[START OF Data for processing]

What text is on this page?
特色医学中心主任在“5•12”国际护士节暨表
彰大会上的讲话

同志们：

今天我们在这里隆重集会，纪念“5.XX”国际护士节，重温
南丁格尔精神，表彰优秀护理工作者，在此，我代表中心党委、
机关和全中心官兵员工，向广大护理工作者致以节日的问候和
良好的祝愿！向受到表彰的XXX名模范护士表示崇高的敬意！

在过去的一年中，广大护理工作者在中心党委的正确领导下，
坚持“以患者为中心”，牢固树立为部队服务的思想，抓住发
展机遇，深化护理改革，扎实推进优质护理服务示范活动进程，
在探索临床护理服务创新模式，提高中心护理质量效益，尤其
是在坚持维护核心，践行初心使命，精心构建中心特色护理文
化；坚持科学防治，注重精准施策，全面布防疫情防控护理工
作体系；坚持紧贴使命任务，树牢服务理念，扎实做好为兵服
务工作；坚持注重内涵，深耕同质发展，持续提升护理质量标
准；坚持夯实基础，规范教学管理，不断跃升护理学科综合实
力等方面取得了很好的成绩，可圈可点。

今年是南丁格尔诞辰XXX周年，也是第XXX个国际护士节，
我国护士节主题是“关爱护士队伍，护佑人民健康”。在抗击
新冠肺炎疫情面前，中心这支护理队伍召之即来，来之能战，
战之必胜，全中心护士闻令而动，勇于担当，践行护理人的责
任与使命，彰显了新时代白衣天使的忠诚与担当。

[END OF Data for processing]

** Written task **
Transcribe all lines as written.

** Result below **
What text is on this page?
特色医学中心主任在“5•12”国际护士节暨表
彰大会上的讲话

同志们：

今天我们在这里隆重集会，纪念“5.XX”国际护士节，重温
南丁格尔精神，表彰优秀护理工作者，在此，我代表中心党委、
机关和全中心官兵员工，向广大护理工作者致以节日的问候和
良好的祝愿！向受到表彰的XXX名模范护士表示崇高的敬意！

在过去的一年中，广大护理工作者在中心党委的正确领导下，
坚持“以患者为中心”，牢固树立为部队服务的思想，抓住发
展机遇，深化护理改革，扎实推进优质护理服务示范活动进程，
在探索临床护理服务创新模式，提高中心护理质量效益，尤其
是在坚持维护核心，践行初心使命，精心构建中心特色护理文
化；坚持科学防治，注重精准施策，全面布防疫情防控护理工
作体系；坚持紧贴使命任务，树牢服务理念，扎实做好为兵服
务工作；坚持注重内涵，深耕同质发展，持续提升护理质量标
准；坚持夯实基础，规范教学管理，不断跃升护理学科综合实
力等方面取得了很好的成绩，可圈可点。

今年是南丁格尔诞辰XXX周年，也是第XXX个国际护士节，
我国护士节主题是“关爱护士队伍，护佑人民健康”。在抗击
新冠肺炎疫情面前，中心这支护理队伍召之即来，来之能战，
战之必胜，全中心护士闻令而动，勇于担当，践行护理人的责
任与使命，彰显了新时代白衣天使的忠诚与担当。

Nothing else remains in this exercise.